# Extracted data start

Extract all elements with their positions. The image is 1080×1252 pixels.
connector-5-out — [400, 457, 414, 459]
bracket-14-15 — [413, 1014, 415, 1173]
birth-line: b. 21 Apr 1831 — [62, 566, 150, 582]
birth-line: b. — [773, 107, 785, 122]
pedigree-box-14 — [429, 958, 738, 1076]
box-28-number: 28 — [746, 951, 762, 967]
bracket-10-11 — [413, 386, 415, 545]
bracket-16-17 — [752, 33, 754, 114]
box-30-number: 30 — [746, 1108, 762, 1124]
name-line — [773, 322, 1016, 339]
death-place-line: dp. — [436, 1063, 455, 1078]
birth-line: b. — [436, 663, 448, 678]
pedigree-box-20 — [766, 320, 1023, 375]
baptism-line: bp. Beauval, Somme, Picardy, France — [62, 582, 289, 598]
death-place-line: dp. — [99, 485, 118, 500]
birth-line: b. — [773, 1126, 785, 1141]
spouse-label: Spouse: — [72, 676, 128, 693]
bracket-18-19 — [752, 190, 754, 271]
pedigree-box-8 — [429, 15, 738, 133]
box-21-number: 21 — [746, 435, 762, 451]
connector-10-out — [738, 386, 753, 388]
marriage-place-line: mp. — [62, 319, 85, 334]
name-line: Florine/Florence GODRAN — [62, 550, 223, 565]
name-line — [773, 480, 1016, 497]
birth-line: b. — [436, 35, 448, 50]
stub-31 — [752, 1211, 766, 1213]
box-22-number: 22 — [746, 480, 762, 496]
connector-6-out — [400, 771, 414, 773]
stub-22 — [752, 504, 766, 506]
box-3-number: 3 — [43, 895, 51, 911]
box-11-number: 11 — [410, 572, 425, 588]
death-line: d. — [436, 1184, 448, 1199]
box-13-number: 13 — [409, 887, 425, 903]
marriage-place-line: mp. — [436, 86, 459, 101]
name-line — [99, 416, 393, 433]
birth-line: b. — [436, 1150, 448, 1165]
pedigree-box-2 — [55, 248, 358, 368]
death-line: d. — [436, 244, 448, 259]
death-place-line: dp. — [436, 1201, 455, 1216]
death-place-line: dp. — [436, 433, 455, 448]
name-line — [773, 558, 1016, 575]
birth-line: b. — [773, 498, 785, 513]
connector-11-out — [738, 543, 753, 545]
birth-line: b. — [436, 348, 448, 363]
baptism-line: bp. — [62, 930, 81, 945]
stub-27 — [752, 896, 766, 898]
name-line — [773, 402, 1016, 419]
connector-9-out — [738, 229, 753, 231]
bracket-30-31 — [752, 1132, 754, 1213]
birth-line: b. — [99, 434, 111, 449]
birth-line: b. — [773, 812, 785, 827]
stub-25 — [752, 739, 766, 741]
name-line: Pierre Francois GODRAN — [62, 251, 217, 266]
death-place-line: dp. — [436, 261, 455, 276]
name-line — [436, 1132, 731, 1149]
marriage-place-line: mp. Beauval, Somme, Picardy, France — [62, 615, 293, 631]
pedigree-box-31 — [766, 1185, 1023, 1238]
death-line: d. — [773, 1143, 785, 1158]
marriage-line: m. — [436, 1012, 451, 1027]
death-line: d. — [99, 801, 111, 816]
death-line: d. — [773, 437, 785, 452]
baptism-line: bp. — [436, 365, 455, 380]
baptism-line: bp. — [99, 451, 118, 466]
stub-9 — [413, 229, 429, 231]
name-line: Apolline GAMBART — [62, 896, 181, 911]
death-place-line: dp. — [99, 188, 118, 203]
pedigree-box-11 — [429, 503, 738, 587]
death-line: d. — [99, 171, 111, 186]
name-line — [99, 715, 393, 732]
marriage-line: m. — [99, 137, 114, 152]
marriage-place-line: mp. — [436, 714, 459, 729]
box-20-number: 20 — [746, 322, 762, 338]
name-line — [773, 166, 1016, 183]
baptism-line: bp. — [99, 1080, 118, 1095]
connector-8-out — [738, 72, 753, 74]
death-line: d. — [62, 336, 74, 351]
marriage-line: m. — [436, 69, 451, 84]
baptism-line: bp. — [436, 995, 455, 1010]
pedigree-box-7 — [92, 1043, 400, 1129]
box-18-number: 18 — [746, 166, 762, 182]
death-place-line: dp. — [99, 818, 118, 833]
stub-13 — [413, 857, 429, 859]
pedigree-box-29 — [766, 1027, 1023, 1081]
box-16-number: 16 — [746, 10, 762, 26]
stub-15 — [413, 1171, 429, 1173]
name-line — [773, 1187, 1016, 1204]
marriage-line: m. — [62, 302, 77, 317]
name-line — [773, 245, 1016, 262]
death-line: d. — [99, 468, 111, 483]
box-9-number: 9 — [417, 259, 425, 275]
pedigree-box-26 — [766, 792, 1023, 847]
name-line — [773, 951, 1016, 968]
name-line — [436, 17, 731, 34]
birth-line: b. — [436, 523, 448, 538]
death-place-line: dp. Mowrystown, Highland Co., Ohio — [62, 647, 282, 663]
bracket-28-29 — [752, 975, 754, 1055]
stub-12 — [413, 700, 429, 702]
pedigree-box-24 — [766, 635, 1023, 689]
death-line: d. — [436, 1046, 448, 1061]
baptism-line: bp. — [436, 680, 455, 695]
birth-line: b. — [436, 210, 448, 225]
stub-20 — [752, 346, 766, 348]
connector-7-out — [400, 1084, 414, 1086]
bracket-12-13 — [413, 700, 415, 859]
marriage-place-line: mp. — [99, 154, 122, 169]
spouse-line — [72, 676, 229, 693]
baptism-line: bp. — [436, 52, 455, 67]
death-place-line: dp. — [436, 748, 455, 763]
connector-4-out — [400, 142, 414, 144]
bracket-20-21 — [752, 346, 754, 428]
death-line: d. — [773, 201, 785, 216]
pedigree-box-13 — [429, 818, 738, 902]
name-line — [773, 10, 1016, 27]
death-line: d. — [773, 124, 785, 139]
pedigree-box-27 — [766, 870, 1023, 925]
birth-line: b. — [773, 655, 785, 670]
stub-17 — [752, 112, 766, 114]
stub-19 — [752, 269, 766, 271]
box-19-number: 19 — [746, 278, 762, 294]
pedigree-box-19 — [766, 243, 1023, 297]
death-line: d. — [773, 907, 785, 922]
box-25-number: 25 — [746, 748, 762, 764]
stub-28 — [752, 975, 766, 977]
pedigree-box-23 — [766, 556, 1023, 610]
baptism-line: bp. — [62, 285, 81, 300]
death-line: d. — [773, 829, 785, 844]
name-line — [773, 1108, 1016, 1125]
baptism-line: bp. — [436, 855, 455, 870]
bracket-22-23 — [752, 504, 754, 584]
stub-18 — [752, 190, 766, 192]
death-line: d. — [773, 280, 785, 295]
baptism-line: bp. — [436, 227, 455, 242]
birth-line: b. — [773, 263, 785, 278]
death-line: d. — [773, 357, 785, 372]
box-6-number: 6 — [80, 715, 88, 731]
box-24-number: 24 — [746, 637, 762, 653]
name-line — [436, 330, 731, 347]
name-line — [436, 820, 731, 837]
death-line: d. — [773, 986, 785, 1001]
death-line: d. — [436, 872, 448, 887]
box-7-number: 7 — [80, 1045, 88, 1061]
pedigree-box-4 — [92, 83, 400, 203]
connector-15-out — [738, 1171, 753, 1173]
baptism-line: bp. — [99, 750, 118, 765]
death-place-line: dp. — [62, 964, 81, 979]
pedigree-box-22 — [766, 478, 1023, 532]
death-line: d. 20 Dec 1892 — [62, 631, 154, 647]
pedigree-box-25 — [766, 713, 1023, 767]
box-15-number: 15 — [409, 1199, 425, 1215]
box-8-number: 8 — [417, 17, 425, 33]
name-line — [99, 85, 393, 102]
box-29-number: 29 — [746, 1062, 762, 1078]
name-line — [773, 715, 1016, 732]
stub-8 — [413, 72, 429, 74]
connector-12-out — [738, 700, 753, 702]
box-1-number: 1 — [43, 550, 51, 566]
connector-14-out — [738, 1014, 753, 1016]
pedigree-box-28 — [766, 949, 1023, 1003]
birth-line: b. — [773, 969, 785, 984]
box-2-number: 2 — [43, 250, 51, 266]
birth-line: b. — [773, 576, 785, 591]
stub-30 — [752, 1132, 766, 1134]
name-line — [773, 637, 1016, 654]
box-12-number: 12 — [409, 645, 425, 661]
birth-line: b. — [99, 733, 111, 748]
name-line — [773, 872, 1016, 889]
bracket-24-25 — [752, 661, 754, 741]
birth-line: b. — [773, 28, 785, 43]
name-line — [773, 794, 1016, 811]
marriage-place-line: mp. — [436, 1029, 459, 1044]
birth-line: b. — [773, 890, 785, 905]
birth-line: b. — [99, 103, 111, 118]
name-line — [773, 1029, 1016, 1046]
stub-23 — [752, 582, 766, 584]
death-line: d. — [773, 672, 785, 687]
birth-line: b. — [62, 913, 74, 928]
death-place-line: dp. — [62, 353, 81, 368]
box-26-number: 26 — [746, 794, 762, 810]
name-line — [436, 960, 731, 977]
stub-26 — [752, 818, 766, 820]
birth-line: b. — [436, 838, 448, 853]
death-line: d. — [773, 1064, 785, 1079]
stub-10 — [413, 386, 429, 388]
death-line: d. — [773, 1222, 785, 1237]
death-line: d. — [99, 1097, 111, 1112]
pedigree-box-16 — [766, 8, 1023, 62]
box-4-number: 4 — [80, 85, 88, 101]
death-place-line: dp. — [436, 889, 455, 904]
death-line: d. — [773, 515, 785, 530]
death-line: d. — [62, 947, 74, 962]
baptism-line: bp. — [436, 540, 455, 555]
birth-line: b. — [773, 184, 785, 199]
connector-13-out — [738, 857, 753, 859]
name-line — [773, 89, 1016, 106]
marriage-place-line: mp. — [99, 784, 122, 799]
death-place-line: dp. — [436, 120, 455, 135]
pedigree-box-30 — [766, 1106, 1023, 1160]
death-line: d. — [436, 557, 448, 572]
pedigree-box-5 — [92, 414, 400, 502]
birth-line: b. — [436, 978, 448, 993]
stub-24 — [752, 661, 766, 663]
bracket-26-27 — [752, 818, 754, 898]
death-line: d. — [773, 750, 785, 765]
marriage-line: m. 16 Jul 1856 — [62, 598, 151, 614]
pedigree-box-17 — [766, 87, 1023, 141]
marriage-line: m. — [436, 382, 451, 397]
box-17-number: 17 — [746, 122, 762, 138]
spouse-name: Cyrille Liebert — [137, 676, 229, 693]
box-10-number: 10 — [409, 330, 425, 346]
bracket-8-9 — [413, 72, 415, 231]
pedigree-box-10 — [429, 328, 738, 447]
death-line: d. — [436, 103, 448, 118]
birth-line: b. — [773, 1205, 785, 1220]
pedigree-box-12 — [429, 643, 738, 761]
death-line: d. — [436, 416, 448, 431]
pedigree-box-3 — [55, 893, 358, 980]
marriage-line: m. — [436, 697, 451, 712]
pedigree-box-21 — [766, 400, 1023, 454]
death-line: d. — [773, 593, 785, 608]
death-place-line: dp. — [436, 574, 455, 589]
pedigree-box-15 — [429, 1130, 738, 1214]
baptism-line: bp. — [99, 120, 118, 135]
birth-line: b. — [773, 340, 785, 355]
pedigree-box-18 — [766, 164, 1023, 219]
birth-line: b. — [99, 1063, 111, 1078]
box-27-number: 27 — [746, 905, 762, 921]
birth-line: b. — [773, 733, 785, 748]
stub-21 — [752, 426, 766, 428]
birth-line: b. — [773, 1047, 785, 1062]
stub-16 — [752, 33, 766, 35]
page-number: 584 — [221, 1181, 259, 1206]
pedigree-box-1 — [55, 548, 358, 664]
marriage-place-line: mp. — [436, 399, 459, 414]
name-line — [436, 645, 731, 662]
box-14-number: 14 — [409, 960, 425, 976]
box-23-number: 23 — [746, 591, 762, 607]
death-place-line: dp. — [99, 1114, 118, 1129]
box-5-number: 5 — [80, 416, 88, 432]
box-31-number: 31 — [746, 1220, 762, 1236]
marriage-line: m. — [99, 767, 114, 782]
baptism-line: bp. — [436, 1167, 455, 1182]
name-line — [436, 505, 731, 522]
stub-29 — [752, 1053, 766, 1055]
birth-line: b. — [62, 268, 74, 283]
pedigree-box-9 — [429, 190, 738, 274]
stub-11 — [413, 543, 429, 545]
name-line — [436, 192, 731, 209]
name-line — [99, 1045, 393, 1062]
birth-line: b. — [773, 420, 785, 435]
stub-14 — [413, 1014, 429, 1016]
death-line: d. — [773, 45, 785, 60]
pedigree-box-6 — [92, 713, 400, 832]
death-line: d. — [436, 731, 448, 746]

# Extracted data end
# Extracted data start

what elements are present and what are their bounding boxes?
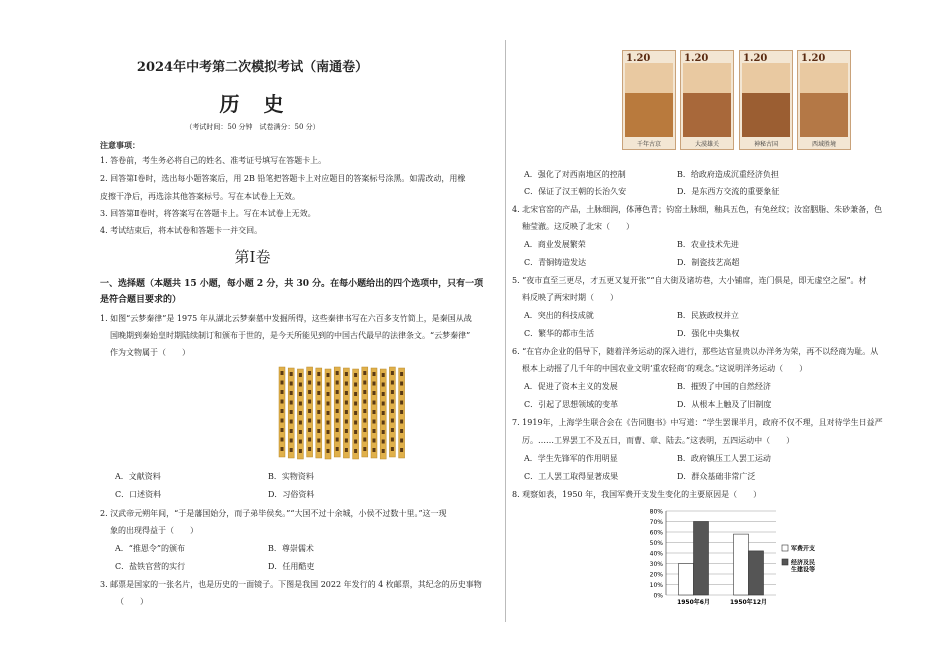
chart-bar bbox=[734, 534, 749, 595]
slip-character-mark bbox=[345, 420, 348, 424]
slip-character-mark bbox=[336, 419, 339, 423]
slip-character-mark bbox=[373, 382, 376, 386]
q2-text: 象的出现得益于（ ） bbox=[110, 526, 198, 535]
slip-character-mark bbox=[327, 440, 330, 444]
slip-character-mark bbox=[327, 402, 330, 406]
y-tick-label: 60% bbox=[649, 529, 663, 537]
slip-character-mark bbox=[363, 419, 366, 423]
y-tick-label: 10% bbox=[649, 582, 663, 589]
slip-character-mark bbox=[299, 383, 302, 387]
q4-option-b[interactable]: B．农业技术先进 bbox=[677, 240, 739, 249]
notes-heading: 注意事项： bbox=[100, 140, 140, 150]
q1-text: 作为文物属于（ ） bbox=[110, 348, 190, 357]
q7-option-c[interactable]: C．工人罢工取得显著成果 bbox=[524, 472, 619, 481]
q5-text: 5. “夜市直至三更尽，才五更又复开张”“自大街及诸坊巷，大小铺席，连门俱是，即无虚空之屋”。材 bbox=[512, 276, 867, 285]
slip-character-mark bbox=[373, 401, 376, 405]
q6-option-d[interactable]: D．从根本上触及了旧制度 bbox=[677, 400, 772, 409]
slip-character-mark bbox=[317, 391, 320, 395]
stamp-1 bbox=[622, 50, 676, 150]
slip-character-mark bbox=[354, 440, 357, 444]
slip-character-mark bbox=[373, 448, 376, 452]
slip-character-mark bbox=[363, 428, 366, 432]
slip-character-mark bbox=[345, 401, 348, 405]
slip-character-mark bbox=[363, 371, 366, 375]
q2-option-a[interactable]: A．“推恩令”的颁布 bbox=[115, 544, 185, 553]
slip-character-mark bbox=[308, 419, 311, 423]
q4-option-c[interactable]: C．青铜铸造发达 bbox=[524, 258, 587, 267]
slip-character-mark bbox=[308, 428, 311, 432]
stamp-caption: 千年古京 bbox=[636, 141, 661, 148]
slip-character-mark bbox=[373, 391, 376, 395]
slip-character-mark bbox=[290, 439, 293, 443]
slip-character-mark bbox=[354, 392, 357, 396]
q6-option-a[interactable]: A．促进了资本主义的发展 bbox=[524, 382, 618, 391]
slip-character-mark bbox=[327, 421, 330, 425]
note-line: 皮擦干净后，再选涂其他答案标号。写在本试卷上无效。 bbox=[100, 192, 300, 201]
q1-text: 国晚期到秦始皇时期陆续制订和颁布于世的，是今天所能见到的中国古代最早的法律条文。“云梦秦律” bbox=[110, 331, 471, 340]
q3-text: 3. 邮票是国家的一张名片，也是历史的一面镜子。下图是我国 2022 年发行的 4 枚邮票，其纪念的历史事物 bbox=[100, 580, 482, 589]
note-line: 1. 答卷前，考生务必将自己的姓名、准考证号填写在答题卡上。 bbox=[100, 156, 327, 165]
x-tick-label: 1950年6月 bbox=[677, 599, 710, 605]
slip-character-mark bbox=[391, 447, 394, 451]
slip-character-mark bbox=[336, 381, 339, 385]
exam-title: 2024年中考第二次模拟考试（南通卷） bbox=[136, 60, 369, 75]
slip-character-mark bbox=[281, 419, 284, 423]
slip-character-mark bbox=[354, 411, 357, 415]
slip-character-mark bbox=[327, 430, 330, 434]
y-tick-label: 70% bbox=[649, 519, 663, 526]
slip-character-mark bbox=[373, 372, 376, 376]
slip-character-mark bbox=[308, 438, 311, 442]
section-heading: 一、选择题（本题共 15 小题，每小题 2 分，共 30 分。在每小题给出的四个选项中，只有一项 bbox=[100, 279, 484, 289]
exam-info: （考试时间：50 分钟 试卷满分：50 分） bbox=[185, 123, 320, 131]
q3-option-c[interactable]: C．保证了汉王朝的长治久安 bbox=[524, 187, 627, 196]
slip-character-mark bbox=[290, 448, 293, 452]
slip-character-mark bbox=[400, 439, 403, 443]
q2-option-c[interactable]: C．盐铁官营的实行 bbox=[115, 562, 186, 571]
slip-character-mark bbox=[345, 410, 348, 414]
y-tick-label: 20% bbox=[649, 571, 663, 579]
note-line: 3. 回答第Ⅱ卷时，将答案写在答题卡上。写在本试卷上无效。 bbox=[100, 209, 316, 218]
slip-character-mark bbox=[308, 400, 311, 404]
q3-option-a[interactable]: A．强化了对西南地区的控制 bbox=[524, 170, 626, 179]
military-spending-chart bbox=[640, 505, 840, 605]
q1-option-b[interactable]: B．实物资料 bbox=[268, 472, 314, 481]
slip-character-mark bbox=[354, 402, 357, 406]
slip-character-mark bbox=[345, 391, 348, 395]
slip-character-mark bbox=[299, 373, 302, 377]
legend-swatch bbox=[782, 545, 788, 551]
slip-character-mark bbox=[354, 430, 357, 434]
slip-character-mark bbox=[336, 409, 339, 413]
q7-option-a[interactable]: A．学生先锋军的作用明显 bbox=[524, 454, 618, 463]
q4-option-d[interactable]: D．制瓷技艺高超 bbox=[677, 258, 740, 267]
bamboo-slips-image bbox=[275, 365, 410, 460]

# Extracted data end

- Exercise instructions -
Return the lines above unchanged, starting at the line containing "Extract all elements" and ending at the line containing "birth-line: b. — [773, 1126, 785, 1141]", with both of those lines included.

- Task solution -
Extract all elements with their positions. The image is 1080×1252 pixels.
connector-5-out — [400, 457, 414, 459]
bracket-14-15 — [413, 1014, 415, 1173]
birth-line: b. 21 Apr 1831 — [62, 566, 150, 582]
birth-line: b. — [773, 107, 785, 122]
pedigree-box-14 — [429, 958, 738, 1076]
box-28-number: 28 — [746, 951, 762, 967]
bracket-10-11 — [413, 386, 415, 545]
bracket-16-17 — [752, 33, 754, 114]
box-30-number: 30 — [746, 1108, 762, 1124]
name-line — [773, 322, 1016, 339]
death-place-line: dp. — [436, 1063, 455, 1078]
birth-line: b. — [436, 663, 448, 678]
pedigree-box-20 — [766, 320, 1023, 375]
baptism-line: bp. Beauval, Somme, Picardy, France — [62, 582, 289, 598]
death-place-line: dp. — [99, 485, 118, 500]
birth-line: b. — [773, 1126, 785, 1141]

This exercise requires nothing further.